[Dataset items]
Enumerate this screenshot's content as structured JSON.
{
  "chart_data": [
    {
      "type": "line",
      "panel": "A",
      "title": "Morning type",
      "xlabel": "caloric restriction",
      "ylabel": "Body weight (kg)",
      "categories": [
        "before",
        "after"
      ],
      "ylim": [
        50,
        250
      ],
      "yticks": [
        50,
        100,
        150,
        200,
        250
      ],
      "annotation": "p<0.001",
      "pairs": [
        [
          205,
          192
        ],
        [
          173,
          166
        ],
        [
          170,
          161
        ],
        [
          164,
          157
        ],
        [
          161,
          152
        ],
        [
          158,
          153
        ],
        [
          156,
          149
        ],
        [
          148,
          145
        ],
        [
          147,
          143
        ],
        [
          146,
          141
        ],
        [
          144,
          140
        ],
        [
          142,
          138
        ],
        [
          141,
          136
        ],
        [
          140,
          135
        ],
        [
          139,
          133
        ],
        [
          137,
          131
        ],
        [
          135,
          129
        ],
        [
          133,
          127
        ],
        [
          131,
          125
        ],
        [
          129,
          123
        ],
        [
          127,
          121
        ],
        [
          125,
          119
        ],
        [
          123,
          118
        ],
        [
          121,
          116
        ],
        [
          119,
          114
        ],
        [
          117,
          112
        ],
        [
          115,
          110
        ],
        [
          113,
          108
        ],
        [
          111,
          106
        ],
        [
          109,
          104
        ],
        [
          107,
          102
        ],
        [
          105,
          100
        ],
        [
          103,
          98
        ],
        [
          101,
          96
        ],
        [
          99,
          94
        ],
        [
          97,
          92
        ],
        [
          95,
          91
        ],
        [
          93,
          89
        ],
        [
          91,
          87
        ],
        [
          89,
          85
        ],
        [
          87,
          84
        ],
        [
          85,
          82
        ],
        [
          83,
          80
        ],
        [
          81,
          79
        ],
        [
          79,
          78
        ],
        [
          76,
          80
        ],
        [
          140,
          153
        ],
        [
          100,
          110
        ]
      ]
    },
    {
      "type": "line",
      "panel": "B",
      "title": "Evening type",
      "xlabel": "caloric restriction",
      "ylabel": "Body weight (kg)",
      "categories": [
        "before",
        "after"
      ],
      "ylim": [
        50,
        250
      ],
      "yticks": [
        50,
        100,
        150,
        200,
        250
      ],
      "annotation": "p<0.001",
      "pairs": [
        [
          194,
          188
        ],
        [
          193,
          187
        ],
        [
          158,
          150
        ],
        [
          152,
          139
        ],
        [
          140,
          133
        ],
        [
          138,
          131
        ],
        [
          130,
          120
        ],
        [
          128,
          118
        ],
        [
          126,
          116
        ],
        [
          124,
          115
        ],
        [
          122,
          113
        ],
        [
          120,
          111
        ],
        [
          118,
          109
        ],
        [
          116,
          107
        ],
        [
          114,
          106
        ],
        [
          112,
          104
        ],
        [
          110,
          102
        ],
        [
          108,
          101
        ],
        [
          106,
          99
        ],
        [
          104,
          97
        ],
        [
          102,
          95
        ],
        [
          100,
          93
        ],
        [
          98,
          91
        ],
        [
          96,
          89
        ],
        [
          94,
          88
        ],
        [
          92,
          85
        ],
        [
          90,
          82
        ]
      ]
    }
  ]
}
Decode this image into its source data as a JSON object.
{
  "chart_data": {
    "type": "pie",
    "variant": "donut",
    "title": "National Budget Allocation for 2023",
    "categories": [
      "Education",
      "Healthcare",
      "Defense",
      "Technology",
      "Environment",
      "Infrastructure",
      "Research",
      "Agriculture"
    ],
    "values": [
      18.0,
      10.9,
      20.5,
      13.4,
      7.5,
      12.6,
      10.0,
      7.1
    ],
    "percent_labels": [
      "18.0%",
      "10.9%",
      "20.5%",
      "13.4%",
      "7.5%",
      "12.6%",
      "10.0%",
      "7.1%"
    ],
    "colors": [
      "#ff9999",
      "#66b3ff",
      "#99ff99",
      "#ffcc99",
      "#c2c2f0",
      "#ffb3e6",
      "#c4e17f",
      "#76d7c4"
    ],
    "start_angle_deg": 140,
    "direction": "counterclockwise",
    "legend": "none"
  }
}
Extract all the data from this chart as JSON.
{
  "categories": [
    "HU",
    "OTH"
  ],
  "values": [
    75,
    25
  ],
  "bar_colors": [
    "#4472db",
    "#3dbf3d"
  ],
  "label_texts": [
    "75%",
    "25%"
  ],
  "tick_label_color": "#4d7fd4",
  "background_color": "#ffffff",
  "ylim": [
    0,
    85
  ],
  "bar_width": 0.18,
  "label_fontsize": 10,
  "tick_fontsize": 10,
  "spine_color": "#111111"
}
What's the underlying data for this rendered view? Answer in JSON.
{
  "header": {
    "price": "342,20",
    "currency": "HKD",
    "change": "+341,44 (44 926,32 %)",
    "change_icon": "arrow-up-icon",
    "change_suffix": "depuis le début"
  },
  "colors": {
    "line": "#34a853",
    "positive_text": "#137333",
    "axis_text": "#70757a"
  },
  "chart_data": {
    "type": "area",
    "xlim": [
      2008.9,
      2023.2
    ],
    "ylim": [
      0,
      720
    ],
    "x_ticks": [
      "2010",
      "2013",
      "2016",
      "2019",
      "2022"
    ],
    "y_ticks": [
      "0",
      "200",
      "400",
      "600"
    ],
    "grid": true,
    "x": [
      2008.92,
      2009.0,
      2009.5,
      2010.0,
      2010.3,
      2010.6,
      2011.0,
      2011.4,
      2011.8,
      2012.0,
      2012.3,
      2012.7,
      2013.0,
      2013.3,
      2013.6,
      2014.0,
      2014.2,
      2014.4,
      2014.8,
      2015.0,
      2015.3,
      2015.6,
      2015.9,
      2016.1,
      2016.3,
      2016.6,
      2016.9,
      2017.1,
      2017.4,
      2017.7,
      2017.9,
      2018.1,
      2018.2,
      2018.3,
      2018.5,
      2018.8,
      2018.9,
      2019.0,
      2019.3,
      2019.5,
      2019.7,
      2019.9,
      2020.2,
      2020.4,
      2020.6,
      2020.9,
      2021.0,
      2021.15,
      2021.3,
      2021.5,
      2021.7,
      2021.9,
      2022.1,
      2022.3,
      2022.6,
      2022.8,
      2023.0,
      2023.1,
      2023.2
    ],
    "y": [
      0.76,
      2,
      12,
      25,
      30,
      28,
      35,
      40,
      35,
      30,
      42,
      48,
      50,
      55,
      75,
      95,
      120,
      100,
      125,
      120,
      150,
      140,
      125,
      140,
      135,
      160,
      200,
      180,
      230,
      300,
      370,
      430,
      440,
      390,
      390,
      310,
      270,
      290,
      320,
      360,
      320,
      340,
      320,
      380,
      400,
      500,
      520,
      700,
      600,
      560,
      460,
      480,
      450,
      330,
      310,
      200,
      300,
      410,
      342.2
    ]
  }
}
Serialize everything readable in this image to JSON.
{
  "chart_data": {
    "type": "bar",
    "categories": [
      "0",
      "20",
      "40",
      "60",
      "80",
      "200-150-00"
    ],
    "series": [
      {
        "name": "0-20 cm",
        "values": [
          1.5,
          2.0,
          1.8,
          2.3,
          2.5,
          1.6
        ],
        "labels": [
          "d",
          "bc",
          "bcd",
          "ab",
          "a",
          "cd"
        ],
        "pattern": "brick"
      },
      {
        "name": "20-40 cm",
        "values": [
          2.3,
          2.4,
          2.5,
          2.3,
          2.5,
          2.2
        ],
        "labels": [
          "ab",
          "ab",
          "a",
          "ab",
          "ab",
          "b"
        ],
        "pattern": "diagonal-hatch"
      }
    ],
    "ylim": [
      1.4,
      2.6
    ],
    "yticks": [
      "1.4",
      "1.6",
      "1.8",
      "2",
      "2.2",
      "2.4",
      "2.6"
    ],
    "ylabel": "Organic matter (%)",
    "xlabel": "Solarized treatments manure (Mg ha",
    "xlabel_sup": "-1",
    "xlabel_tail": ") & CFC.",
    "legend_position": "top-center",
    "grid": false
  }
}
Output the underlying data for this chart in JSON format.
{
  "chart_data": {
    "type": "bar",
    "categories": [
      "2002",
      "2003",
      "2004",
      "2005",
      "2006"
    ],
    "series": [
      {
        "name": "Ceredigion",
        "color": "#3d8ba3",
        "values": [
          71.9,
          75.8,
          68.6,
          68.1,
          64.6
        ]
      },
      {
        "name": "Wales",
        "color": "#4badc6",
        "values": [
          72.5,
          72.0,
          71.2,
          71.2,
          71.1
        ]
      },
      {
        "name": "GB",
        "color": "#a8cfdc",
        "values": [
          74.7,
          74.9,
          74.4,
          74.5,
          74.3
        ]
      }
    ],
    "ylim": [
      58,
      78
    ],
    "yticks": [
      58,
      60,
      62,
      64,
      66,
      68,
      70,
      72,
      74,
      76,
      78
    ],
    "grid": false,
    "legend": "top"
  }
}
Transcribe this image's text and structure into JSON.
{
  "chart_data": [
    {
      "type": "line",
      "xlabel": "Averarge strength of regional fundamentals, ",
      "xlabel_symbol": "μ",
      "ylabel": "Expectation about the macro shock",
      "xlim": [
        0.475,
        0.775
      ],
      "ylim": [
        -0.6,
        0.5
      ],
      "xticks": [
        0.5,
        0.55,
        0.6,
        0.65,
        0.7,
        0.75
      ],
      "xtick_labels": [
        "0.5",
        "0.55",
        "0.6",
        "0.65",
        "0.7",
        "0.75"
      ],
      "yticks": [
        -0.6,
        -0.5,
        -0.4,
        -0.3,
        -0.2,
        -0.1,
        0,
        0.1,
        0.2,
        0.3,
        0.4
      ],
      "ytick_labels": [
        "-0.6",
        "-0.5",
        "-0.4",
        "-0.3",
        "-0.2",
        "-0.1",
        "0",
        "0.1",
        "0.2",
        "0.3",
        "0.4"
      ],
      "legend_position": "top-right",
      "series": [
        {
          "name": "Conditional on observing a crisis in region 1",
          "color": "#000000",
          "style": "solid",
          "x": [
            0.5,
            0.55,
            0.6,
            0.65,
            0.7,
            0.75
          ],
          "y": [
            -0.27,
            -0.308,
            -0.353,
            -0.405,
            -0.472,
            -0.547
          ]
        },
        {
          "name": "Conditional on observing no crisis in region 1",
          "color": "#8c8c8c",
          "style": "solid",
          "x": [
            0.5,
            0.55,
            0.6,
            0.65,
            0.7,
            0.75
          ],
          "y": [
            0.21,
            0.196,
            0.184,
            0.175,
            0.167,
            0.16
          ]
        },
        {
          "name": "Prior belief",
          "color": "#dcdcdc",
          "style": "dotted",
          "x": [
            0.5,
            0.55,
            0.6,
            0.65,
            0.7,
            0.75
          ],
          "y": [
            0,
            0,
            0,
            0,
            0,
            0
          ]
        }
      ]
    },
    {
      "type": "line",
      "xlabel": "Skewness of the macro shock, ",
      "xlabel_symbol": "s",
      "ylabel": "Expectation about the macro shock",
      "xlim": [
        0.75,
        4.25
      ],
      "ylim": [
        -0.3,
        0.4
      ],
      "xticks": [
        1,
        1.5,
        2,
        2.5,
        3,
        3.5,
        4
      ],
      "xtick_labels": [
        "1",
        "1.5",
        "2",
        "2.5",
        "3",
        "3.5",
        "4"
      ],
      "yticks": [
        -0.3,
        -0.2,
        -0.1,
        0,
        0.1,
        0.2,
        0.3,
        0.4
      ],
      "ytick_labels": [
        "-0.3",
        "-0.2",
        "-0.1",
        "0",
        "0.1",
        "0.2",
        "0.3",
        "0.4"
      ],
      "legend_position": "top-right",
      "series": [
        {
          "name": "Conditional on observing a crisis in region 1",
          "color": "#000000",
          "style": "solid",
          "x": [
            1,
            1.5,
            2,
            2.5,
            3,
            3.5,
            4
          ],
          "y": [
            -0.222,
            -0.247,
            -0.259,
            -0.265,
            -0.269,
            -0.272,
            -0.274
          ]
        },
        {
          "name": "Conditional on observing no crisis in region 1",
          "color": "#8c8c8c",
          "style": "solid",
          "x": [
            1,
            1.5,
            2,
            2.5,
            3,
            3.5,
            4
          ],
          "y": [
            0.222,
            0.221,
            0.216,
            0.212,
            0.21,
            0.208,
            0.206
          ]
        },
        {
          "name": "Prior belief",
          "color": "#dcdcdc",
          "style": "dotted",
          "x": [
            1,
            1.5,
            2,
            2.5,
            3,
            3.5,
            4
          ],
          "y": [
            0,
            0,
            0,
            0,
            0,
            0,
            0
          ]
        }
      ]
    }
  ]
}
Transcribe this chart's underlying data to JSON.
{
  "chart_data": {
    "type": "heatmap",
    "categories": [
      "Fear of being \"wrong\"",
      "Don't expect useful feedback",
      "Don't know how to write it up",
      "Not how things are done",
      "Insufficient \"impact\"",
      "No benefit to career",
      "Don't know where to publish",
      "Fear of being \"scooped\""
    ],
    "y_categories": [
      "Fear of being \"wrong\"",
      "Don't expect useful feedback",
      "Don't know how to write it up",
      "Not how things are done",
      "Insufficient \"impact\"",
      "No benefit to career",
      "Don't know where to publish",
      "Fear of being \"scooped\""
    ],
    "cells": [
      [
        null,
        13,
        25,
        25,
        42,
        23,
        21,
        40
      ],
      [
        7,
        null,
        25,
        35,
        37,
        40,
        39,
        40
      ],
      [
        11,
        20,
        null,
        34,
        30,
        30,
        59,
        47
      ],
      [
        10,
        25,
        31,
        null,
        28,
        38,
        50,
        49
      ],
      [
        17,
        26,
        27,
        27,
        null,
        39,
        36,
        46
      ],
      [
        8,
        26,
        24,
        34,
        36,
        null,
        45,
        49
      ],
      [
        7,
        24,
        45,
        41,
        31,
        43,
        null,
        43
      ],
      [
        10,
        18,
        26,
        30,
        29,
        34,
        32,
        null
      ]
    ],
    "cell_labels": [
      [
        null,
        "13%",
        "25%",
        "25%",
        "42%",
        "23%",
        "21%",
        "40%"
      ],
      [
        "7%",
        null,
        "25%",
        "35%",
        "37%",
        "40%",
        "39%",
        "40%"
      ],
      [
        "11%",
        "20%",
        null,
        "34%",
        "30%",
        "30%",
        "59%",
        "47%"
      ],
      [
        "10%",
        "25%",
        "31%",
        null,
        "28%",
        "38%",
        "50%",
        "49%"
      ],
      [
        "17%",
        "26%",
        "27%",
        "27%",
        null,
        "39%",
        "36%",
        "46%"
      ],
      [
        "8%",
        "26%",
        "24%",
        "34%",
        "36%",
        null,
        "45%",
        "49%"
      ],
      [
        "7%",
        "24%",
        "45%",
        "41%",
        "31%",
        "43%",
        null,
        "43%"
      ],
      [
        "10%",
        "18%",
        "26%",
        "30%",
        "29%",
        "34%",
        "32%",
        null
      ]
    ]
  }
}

▸ **THE TASK**
List the lines of the material in which the word "pattern" occurs.

▸ **WRITTEN REPLY**
        "pattern": "brick"
        "pattern": "diagonal-hatch"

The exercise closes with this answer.